**PROBLEM TO WORK ON**
Spot each line that carries the word "JSON"; copy those lines.

── MATERIAL PROVIDED

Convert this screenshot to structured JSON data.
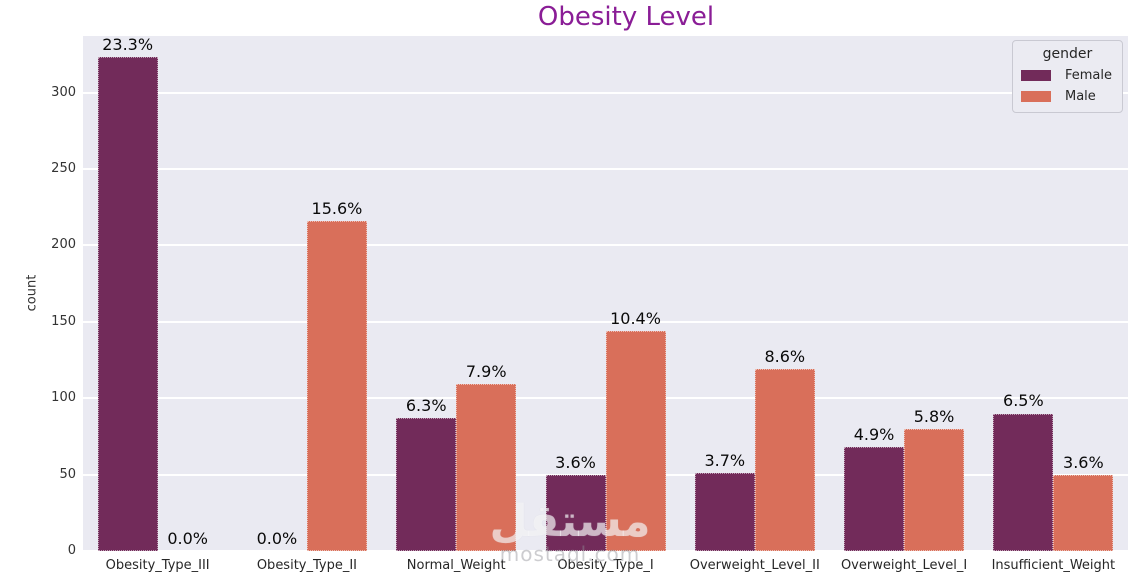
{
  "colors": {
    "title": "#8a1d96",
    "axes_background": "#eaeaf2",
    "grid": "#ffffff",
    "tick_text": "#333333",
    "female": "#722b5a",
    "male": "#d96f5a"
  },
  "watermark": {
    "line1": "مستقل",
    "line2": "mostaql.com"
  },
  "chart_data": {
    "type": "bar",
    "title": "Obesity Level",
    "xlabel": "",
    "ylabel": "count",
    "categories": [
      "Obesity_Type_III",
      "Obesity_Type_II",
      "Normal_Weight",
      "Obesity_Type_I",
      "Overweight_Level_II",
      "Overweight_Level_I",
      "Insufficient_Weight"
    ],
    "series": [
      {
        "name": "Female",
        "color": "#722b5a",
        "values": [
          323,
          0,
          87,
          50,
          51,
          68,
          90
        ],
        "bar_labels": [
          "23.3%",
          "0.0%",
          "6.3%",
          "3.6%",
          "3.7%",
          "4.9%",
          "6.5%"
        ]
      },
      {
        "name": "Male",
        "color": "#d96f5a",
        "values": [
          0,
          216,
          109,
          144,
          119,
          80,
          50
        ],
        "bar_labels": [
          "0.0%",
          "15.6%",
          "7.9%",
          "10.4%",
          "8.6%",
          "5.8%",
          "3.6%"
        ]
      }
    ],
    "yticks": [
      0,
      50,
      100,
      150,
      200,
      250,
      300
    ],
    "ylim": [
      0,
      337
    ],
    "grid": "horizontal",
    "legend": {
      "title": "gender",
      "position": "upper-right"
    }
  }
}
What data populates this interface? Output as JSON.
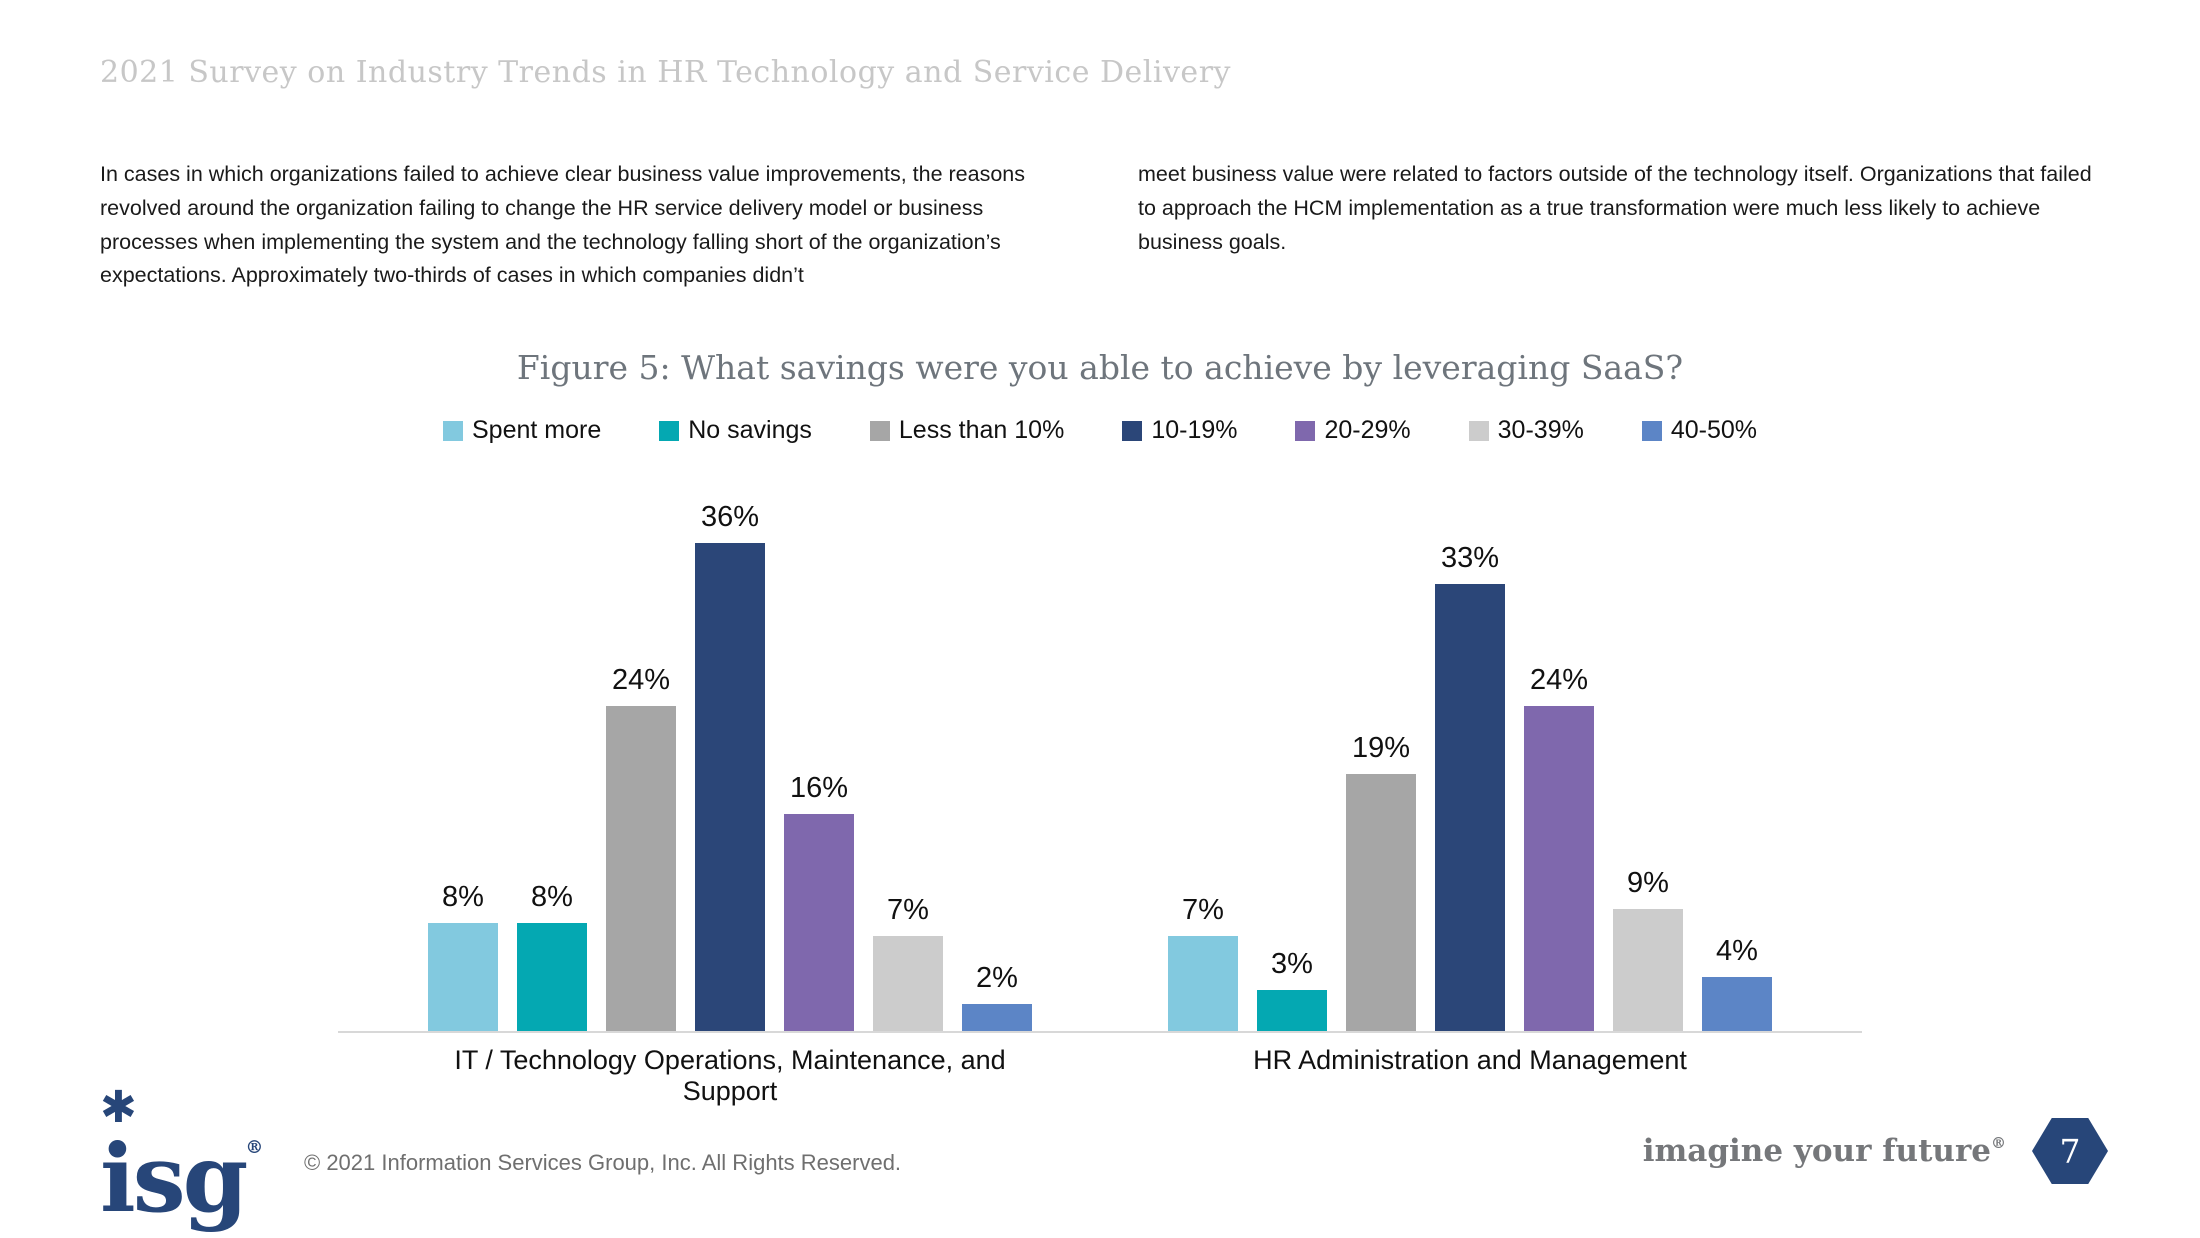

────

**FINISHED EXERCISE**
Convert this screenshot to structured JSON data.
What data populates this interface? Output as JSON.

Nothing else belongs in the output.